### [INSTRUCTIONS FOR THE TASK]
Output each entry verbatim and exclude every picture from it.

Dataset rows
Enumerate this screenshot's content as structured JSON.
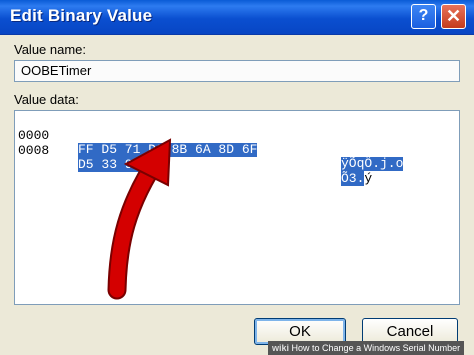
{
  "dialog": {
    "title": "Edit Binary Value",
    "help_glyph": "?",
    "close_glyph": "✕"
  },
  "value_name": {
    "label": "Value name:",
    "value": "OOBETimer"
  },
  "value_data": {
    "label": "Value data:",
    "rows": [
      {
        "address": "0000",
        "hex_selected": "FF D5 71 D6 8B 6A 8D 6F",
        "hex_unselected": "",
        "ascii": "ÿÕqÖ.j.o"
      },
      {
        "address": "0008",
        "hex_selected": "D5 33 93",
        "hex_unselected": " FD",
        "ascii_selected": "Õ3.",
        "ascii_unselected": "ý"
      }
    ]
  },
  "buttons": {
    "ok": "OK",
    "cancel": "Cancel"
  },
  "watermark": {
    "brand": "wiki",
    "text": "How to Change a Windows Serial Number"
  },
  "colors": {
    "titlebar": "#0a5bd6",
    "selection": "#316ac5",
    "annotation_arrow": "#d40000"
  },
  "icons": [
    "help-icon",
    "close-icon",
    "red-arrow-annotation"
  ]
}
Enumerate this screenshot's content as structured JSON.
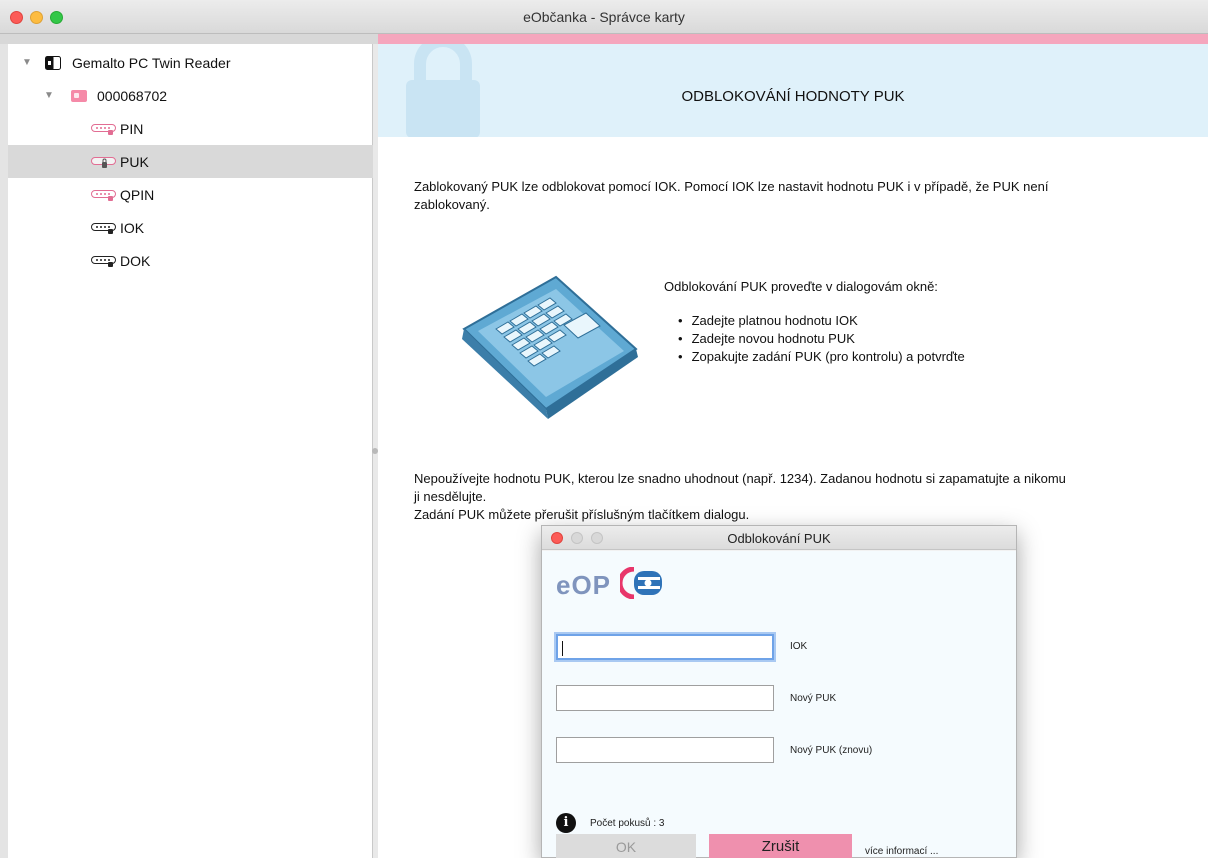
{
  "window": {
    "title": "eObčanka - Správce karty"
  },
  "tree": {
    "reader": "Gemalto PC Twin Reader",
    "card": "000068702",
    "items": [
      {
        "label": "PIN"
      },
      {
        "label": "PUK"
      },
      {
        "label": "QPIN"
      },
      {
        "label": "IOK"
      },
      {
        "label": "DOK"
      }
    ],
    "selected": "PUK"
  },
  "content": {
    "banner_title": "ODBLOKOVÁNÍ HODNOTY PUK",
    "intro_line1": "Zablokovaný PUK lze odblokovat pomocí IOK. Pomocí IOK lze nastavit hodnotu PUK i v případě, že PUK není",
    "intro_line2": "zablokovaný.",
    "instructions_heading": "Odblokování PUK proveďte v dialogovám okně:",
    "instructions": [
      "Zadejte platnou hodnotu IOK",
      "Zadejte novou hodnotu PUK",
      "Zopakujte zadání PUK (pro kontrolu) a potvrďte"
    ],
    "warning_line1": "Nepoužívejte hodnotu PUK, kterou lze snadno uhodnout (např. 1234). Zadanou hodnotu si zapamatujte a nikomu",
    "warning_line2": "ji nesdělujte.",
    "warning_line3": "Zadání PUK můžete přerušit příslušným tlačítkem dialogu."
  },
  "dialog": {
    "title": "Odblokování PUK",
    "logo": "eOP",
    "fields": [
      {
        "label": "IOK",
        "value": ""
      },
      {
        "label": "Nový PUK",
        "value": ""
      },
      {
        "label": "Nový PUK (znovu)",
        "value": ""
      }
    ],
    "attempts": "Počet pokusů : 3",
    "ok_label": "OK",
    "cancel_label": "Zrušit",
    "more_info": "více informací ..."
  },
  "colors": {
    "accent_pink": "#f5a6bd",
    "banner_blue": "#dff1fa",
    "cancel_pink": "#ef90ae",
    "focus_blue": "#6fa3e8"
  },
  "icons": {
    "reader": "card-reader-icon",
    "card": "smart-card-icon",
    "pin": "password-key-icon",
    "info": "info-icon",
    "illustration": "keypad-illustration"
  }
}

### [FINISHED ANSWER]
Enumerate this screenshot's content as structured JSON.
{
  "dialog": {
    "title": "Edit Binary Value",
    "help_glyph": "?",
    "close_glyph": "✕"
  },
  "value_name": {
    "label": "Value name:",
    "value": "OOBETimer"
  },
  "value_data": {
    "label": "Value data:",
    "rows": [
      {
        "address": "0000",
        "hex_selected": "FF D5 71 D6 8B 6A 8D 6F",
        "hex_unselected": "",
        "ascii": "ÿÕqÖ.j.o"
      },
      {
        "address": "0008",
        "hex_selected": "D5 33 93",
        "hex_unselected": " FD",
        "ascii_selected": "Õ3.",
        "ascii_unselected": "ý"
      }
    ]
  },
  "buttons": {
    "ok": "OK",
    "cancel": "Cancel"
  },
  "watermark": {
    "brand": "wiki",
    "text": "How to Change a Windows Serial Number"
  },
  "colors": {
    "titlebar": "#0a5bd6",
    "selection": "#316ac5",
    "annotation_arrow": "#d40000"
  },
  "icons": [
    "help-icon",
    "close-icon",
    "red-arrow-annotation"
  ]
}
Enumerate this screenshot's content as structured JSON.
{
  "window": {
    "title": "eObčanka - Správce karty"
  },
  "tree": {
    "reader": "Gemalto PC Twin Reader",
    "card": "000068702",
    "items": [
      {
        "label": "PIN"
      },
      {
        "label": "PUK"
      },
      {
        "label": "QPIN"
      },
      {
        "label": "IOK"
      },
      {
        "label": "DOK"
      }
    ],
    "selected": "PUK"
  },
  "content": {
    "banner_title": "ODBLOKOVÁNÍ HODNOTY PUK",
    "intro_line1": "Zablokovaný PUK lze odblokovat pomocí IOK. Pomocí IOK lze nastavit hodnotu PUK i v případě, že PUK není",
    "intro_line2": "zablokovaný.",
    "instructions_heading": "Odblokování PUK proveďte v dialogovám okně:",
    "instructions": [
      "Zadejte platnou hodnotu IOK",
      "Zadejte novou hodnotu PUK",
      "Zopakujte zadání PUK (pro kontrolu) a potvrďte"
    ],
    "warning_line1": "Nepoužívejte hodnotu PUK, kterou lze snadno uhodnout (např. 1234). Zadanou hodnotu si zapamatujte a nikomu",
    "warning_line2": "ji nesdělujte.",
    "warning_line3": "Zadání PUK můžete přerušit příslušným tlačítkem dialogu."
  },
  "dialog": {
    "title": "Odblokování PUK",
    "logo": "eOP",
    "fields": [
      {
        "label": "IOK",
        "value": ""
      },
      {
        "label": "Nový PUK",
        "value": ""
      },
      {
        "label": "Nový PUK (znovu)",
        "value": ""
      }
    ],
    "attempts": "Počet pokusů : 3",
    "ok_label": "OK",
    "cancel_label": "Zrušit",
    "more_info": "více informací ..."
  },
  "colors": {
    "accent_pink": "#f5a6bd",
    "banner_blue": "#dff1fa",
    "cancel_pink": "#ef90ae",
    "focus_blue": "#6fa3e8"
  },
  "icons": {
    "reader": "card-reader-icon",
    "card": "smart-card-icon",
    "pin": "password-key-icon",
    "info": "info-icon",
    "illustration": "keypad-illustration"
  }
}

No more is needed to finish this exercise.